┌─ Fragmento

La historia de un desasosiego

Los estudiosos indagan en las causas del suicidio del escritor vienés Stefan Zweig, que buscó la paz en Brasil

La casa donde vivió y murió Stefan Zweig, en Petrópolis (Brasil). LP

Los aires centroeuropeos imperiales de Petrópolis, donde Pedro I de Brasil planeó la residencia de verano que jamás llegaría a habitar, le recordaban a Stefan Zweig su hogar en Salzburgo. Hasta allí habían llegado él y su segunda esposa, Lotte Altman, buscando el sosiego que no habían encontrado hasta entonces en su vida de exiliados. Y allí juntos, el 23 de febrero de 1942, exhalaron sus últimos suspiros antes de morir recostados en dos camas unidas de la casa de la calle Gonçalves Dias: ella reclinada en el hombro de él, las manos entrelazadas, des- pués de ingerir ambos una dosis lo suficientemente elevada de veronal, un derivado del ácido barbitúrico que se solía emplear con fines sedativos.

└─
┌─ Datos proporcionados

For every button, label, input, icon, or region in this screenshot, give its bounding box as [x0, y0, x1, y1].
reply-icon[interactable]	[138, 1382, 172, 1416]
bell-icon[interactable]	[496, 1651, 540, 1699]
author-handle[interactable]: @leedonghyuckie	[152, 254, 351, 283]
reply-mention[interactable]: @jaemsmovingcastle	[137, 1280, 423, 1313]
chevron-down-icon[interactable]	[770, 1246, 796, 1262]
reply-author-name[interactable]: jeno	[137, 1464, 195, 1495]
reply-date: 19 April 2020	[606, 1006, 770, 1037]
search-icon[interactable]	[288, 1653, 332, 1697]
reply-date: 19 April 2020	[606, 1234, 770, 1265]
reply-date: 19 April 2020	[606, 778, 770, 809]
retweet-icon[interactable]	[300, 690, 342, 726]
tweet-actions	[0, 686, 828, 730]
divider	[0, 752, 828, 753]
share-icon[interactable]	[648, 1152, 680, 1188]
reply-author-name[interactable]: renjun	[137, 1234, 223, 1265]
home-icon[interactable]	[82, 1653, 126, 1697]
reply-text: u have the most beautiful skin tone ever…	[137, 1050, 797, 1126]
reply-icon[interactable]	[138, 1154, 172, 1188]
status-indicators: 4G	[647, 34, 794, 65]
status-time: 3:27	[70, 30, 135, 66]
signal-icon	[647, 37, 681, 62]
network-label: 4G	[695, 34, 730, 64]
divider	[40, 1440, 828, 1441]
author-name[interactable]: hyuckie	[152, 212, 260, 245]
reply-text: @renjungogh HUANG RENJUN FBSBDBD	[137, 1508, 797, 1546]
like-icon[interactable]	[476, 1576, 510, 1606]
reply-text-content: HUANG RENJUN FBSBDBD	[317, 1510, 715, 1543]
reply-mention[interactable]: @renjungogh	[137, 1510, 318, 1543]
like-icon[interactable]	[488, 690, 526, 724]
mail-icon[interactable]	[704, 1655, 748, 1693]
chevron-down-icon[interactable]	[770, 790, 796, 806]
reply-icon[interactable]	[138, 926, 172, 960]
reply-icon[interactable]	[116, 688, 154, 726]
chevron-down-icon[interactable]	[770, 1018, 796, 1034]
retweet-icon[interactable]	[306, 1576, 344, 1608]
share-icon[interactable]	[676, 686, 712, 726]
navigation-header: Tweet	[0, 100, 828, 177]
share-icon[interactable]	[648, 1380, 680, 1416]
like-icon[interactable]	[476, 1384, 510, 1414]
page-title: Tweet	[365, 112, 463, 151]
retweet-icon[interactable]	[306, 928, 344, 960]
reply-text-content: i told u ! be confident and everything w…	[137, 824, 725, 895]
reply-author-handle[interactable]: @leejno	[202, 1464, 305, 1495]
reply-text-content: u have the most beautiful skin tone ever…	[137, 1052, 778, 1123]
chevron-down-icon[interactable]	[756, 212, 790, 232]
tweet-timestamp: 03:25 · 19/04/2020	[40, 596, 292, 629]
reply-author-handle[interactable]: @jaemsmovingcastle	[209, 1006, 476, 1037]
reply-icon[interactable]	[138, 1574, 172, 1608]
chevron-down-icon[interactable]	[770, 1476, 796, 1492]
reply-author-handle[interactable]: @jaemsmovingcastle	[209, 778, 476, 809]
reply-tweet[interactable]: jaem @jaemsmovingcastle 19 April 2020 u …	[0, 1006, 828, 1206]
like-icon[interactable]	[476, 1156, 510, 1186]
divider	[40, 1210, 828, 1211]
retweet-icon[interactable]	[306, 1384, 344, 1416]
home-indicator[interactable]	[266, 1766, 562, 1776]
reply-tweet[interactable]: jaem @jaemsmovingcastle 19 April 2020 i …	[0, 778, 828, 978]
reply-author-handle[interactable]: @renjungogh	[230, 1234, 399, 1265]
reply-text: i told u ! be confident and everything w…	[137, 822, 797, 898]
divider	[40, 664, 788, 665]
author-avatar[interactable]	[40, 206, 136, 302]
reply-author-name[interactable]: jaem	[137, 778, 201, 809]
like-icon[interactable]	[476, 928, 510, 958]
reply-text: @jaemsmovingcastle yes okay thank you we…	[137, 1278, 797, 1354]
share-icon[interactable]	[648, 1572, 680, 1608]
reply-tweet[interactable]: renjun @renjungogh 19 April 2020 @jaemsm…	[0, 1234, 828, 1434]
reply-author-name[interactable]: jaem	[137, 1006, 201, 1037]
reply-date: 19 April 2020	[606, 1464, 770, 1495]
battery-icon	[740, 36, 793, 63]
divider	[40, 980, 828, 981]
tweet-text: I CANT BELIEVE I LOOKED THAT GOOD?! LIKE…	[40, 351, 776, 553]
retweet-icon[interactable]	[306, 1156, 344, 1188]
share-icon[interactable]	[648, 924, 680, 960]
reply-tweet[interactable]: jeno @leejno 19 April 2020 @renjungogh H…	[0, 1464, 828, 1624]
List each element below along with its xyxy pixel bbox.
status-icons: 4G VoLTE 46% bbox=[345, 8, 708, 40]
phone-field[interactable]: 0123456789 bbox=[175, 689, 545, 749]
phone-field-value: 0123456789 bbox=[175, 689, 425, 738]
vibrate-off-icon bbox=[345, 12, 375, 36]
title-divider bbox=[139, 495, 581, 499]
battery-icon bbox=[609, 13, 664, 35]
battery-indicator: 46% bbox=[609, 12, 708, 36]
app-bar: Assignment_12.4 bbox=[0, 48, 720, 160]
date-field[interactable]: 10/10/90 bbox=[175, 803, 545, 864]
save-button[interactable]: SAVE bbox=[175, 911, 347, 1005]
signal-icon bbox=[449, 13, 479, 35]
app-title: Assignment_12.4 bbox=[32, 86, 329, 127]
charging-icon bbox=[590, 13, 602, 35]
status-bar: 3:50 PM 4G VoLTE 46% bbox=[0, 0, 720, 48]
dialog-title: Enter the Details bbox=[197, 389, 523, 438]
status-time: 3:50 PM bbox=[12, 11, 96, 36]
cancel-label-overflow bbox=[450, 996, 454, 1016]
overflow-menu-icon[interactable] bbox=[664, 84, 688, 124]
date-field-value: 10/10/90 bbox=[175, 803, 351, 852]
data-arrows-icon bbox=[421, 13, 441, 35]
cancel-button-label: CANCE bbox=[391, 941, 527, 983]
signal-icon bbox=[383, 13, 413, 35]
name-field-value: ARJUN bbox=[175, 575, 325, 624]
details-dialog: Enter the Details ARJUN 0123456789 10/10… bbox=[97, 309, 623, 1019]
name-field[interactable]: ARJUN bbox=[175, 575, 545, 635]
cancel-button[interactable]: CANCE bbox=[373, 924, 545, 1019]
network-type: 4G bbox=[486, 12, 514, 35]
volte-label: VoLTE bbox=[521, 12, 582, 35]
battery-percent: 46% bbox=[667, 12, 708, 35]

└─

- Tareas:
1/ Responde estas preguntas sobre el fragmento:
(a) ¿En qué ciudad de Brasil está la casa donde vivió y murió Stefan Zweig?
(b) ¿Qué le recordaban a Zweig los aires centroeuropeos imperiales de esa ciudad?
(c) ¿En qué fecha murieron Zweig y Lotte Altman?
2/ Copia tal cual el tramo de los registros que va desde su comienzo hasta la línea que contiene "790, 796, 806]", con ambos extremos incluidos.

- Resultados:
1/
(a) En Petrópolis.
(b) Su hogar en Salzburgo.
(c) El 23 de febrero de 1942.

2/
For every button, label, input, icon, or region in this screenshot, give its bounding box as [x0, y0, x1, y1].
reply-icon[interactable]	[138, 1382, 172, 1416]
bell-icon[interactable]	[496, 1651, 540, 1699]
author-handle[interactable]: @leedonghyuckie	[152, 254, 351, 283]
reply-mention[interactable]: @jaemsmovingcastle	[137, 1280, 423, 1313]
chevron-down-icon[interactable]	[770, 1246, 796, 1262]
reply-author-name[interactable]: jeno	[137, 1464, 195, 1495]
reply-date: 19 April 2020	[606, 1006, 770, 1037]
search-icon[interactable]	[288, 1653, 332, 1697]
reply-date: 19 April 2020	[606, 1234, 770, 1265]
reply-date: 19 April 2020	[606, 778, 770, 809]
retweet-icon[interactable]	[300, 690, 342, 726]
tweet-actions	[0, 686, 828, 730]
divider	[0, 752, 828, 753]
share-icon[interactable]	[648, 1152, 680, 1188]
reply-author-name[interactable]: renjun	[137, 1234, 223, 1265]
home-icon[interactable]	[82, 1653, 126, 1697]
reply-text: u have the most beautiful skin tone ever…	[137, 1050, 797, 1126]
reply-icon[interactable]	[138, 1154, 172, 1188]
status-indicators: 4G	[647, 34, 794, 65]
status-time: 3:27	[70, 30, 135, 66]
signal-icon	[647, 37, 681, 62]
network-label: 4G	[695, 34, 730, 64]
divider	[40, 1440, 828, 1441]
author-name[interactable]: hyuckie	[152, 212, 260, 245]
reply-text: @renjungogh HUANG RENJUN FBSBDBD	[137, 1508, 797, 1546]
like-icon[interactable]	[476, 1576, 510, 1606]
reply-text-content: HUANG RENJUN FBSBDBD	[317, 1510, 715, 1543]
reply-mention[interactable]: @renjungogh	[137, 1510, 318, 1543]
like-icon[interactable]	[488, 690, 526, 724]
mail-icon[interactable]	[704, 1655, 748, 1693]
chevron-down-icon[interactable]	[770, 790, 796, 806]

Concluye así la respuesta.